§ Problem to work on
From the entries that follow, pick out all lines holding "screenshot".

———

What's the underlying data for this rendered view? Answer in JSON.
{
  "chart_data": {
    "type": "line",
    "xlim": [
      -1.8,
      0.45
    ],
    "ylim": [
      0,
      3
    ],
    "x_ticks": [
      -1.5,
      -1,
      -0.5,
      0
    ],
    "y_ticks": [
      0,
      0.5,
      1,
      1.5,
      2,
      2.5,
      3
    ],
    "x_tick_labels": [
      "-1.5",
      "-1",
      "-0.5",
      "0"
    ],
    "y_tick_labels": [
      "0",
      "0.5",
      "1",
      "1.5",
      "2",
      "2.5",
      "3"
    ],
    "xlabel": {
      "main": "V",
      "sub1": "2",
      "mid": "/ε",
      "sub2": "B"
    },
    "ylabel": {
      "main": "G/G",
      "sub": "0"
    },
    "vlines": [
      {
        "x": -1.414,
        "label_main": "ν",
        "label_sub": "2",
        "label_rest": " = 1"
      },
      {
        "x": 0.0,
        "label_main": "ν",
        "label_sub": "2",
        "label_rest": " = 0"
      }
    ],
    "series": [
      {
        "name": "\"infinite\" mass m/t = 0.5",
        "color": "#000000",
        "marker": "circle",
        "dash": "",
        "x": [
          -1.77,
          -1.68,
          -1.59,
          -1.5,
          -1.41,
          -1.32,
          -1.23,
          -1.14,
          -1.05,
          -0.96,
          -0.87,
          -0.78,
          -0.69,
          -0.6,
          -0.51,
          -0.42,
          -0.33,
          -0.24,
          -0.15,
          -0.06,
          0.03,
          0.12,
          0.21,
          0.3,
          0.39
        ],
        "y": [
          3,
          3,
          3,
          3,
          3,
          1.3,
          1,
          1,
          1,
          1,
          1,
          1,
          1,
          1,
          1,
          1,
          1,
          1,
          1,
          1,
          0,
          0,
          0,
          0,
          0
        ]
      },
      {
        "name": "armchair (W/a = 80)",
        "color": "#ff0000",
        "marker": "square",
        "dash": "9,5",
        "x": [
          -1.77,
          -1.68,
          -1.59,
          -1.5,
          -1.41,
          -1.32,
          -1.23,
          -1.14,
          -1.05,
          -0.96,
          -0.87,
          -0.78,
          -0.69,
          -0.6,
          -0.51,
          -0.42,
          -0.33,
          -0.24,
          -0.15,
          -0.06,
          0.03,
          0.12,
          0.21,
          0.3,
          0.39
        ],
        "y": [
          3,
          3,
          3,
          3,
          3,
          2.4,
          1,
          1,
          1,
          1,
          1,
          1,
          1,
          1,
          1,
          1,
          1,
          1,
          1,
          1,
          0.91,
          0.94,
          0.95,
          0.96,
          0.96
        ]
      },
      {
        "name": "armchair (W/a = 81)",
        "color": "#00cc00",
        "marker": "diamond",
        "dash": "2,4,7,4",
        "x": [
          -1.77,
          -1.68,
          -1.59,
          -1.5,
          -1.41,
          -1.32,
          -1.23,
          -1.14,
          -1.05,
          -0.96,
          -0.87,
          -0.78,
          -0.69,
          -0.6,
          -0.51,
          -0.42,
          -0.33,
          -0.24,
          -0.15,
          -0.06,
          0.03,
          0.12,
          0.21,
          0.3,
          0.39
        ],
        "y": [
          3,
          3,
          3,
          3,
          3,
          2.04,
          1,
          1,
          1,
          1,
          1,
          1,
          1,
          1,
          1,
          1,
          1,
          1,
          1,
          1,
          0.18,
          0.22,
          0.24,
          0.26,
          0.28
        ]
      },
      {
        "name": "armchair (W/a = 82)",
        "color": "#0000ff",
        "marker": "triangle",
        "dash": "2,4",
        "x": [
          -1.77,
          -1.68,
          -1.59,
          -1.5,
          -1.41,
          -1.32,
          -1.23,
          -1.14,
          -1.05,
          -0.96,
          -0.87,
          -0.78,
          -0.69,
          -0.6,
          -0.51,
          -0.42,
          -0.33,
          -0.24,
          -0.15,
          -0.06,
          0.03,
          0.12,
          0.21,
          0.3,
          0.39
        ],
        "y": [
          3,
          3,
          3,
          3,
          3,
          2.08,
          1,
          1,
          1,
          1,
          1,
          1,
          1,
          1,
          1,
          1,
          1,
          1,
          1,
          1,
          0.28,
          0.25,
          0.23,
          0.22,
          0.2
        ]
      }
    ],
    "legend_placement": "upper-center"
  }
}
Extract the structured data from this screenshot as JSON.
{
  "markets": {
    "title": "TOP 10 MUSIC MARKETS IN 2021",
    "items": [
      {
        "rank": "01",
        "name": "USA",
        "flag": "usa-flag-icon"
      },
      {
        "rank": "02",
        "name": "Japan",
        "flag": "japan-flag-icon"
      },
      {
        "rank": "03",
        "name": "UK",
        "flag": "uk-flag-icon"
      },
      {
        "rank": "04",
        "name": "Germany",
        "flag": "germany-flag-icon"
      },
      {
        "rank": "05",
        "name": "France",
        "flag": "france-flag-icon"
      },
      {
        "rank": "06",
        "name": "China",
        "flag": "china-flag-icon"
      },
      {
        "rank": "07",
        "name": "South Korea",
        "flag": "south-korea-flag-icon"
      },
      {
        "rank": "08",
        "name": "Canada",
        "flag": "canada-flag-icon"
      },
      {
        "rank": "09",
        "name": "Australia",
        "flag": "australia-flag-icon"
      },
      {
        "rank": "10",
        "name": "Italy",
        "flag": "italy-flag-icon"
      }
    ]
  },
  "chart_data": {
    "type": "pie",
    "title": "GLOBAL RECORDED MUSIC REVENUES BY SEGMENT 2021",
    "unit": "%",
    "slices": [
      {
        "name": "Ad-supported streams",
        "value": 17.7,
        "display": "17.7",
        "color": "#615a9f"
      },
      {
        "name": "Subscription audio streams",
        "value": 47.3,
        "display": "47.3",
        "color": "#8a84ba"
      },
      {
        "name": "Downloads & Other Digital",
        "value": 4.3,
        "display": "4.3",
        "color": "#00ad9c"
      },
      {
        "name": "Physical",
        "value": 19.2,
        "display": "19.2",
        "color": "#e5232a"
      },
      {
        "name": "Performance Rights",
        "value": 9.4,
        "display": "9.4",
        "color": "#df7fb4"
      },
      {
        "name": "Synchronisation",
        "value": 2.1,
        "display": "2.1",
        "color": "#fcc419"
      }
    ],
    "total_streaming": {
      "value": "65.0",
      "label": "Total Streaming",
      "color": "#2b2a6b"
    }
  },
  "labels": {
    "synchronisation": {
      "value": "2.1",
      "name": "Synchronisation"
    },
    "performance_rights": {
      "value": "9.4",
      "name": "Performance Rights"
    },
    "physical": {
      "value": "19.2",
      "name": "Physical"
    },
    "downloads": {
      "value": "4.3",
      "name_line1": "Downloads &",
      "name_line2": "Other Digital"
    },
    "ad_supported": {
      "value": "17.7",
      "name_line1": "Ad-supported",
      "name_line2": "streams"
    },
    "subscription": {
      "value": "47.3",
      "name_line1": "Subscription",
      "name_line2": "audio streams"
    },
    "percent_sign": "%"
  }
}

———

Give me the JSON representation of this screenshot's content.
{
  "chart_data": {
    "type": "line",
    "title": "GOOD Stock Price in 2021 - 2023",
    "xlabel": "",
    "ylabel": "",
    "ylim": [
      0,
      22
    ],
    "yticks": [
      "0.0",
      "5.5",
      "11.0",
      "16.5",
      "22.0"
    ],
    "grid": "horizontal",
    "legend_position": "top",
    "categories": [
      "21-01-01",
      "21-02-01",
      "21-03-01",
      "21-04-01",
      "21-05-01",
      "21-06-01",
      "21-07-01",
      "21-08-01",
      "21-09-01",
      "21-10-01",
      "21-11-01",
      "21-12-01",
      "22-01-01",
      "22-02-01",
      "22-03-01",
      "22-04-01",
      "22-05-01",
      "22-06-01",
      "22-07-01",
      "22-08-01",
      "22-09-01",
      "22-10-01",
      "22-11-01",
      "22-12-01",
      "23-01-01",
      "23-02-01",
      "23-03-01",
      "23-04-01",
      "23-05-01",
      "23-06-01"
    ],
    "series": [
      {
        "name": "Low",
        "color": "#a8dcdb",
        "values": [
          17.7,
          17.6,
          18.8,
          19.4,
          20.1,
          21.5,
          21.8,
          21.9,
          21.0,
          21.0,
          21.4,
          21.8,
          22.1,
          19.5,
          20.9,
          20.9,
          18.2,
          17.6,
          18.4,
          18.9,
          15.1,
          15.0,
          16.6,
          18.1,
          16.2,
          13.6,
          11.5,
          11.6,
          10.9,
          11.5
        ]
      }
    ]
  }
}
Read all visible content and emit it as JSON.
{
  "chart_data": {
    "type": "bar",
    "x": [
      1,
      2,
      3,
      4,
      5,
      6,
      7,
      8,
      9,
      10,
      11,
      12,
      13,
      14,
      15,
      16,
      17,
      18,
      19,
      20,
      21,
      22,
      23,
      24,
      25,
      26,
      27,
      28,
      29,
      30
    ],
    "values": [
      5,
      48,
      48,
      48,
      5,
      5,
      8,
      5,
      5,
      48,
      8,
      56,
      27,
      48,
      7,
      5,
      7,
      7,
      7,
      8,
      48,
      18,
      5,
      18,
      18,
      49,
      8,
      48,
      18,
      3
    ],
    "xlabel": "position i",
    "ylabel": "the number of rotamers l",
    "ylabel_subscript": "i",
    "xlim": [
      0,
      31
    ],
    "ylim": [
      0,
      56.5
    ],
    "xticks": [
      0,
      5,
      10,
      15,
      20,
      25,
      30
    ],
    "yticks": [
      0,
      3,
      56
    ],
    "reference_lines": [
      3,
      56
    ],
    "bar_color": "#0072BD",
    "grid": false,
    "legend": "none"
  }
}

———

§ Answer in full
Extract the structured data from this screenshot as JSON.
Give me the JSON representation of this screenshot's content.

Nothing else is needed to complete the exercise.